TASK INSTRUCTIONS: Reproduce the listing exactly, with no pictures in your copy.

DATA IN THIS EXERCISE:
+++

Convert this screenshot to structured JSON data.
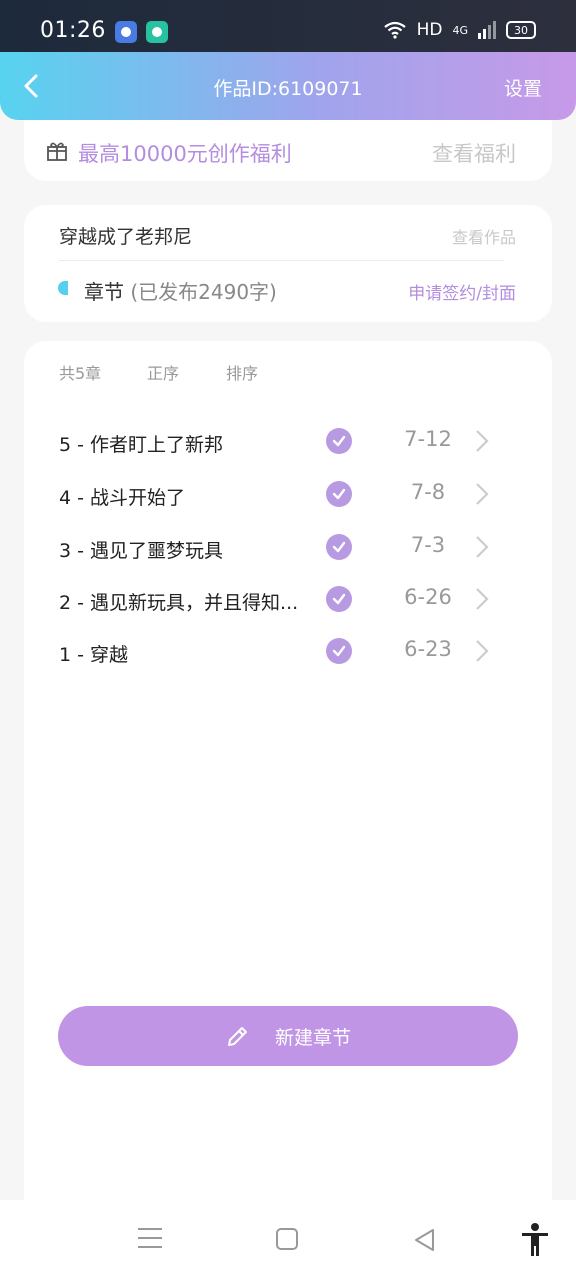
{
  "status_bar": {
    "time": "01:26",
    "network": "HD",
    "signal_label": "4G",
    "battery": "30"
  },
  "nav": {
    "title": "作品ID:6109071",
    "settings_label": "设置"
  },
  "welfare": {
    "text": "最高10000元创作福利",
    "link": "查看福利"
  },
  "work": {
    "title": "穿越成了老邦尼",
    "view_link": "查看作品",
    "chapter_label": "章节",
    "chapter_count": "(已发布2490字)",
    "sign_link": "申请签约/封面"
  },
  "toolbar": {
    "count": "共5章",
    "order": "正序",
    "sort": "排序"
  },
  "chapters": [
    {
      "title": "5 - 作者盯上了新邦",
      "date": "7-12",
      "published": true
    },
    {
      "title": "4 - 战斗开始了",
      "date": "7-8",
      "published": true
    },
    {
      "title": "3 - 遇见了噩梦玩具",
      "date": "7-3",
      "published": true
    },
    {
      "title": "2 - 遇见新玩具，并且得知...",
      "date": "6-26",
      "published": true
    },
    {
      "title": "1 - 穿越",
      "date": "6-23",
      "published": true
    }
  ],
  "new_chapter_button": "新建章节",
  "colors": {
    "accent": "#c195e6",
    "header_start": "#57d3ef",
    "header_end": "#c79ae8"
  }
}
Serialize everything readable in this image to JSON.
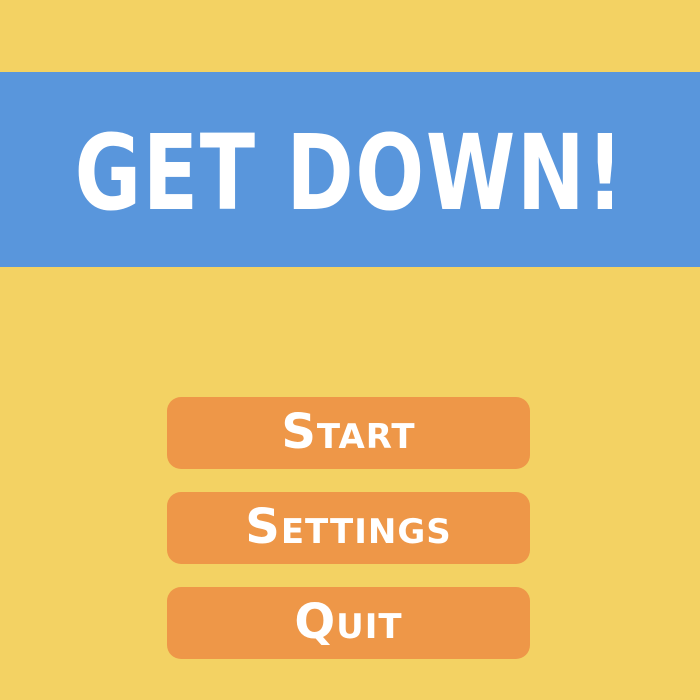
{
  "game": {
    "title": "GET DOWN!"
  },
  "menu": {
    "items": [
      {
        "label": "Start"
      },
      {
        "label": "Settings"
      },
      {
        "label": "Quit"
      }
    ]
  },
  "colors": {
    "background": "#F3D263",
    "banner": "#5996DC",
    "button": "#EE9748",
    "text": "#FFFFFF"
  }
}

+++

RESPONSE FOR THIS EXERCISE:
Convert this screenshot to structured JSON data.
{
  "status_bar": {
    "time": "01:26",
    "network": "HD",
    "signal_label": "4G",
    "battery": "30"
  },
  "nav": {
    "title": "作品ID:6109071",
    "settings_label": "设置"
  },
  "welfare": {
    "text": "最高10000元创作福利",
    "link": "查看福利"
  },
  "work": {
    "title": "穿越成了老邦尼",
    "view_link": "查看作品",
    "chapter_label": "章节",
    "chapter_count": "(已发布2490字)",
    "sign_link": "申请签约/封面"
  },
  "toolbar": {
    "count": "共5章",
    "order": "正序",
    "sort": "排序"
  },
  "chapters": [
    {
      "title": "5 - 作者盯上了新邦",
      "date": "7-12",
      "published": true
    },
    {
      "title": "4 - 战斗开始了",
      "date": "7-8",
      "published": true
    },
    {
      "title": "3 - 遇见了噩梦玩具",
      "date": "7-3",
      "published": true
    },
    {
      "title": "2 - 遇见新玩具，并且得知...",
      "date": "6-26",
      "published": true
    },
    {
      "title": "1 - 穿越",
      "date": "6-23",
      "published": true
    }
  ],
  "new_chapter_button": "新建章节",
  "colors": {
    "accent": "#c195e6",
    "header_start": "#57d3ef",
    "header_end": "#c79ae8"
  }
}
Serialize everything readable in this image to JSON.
{
  "game": {
    "title": "GET DOWN!"
  },
  "menu": {
    "items": [
      {
        "label": "Start"
      },
      {
        "label": "Settings"
      },
      {
        "label": "Quit"
      }
    ]
  },
  "colors": {
    "background": "#F3D263",
    "banner": "#5996DC",
    "button": "#EE9748",
    "text": "#FFFFFF"
  }
}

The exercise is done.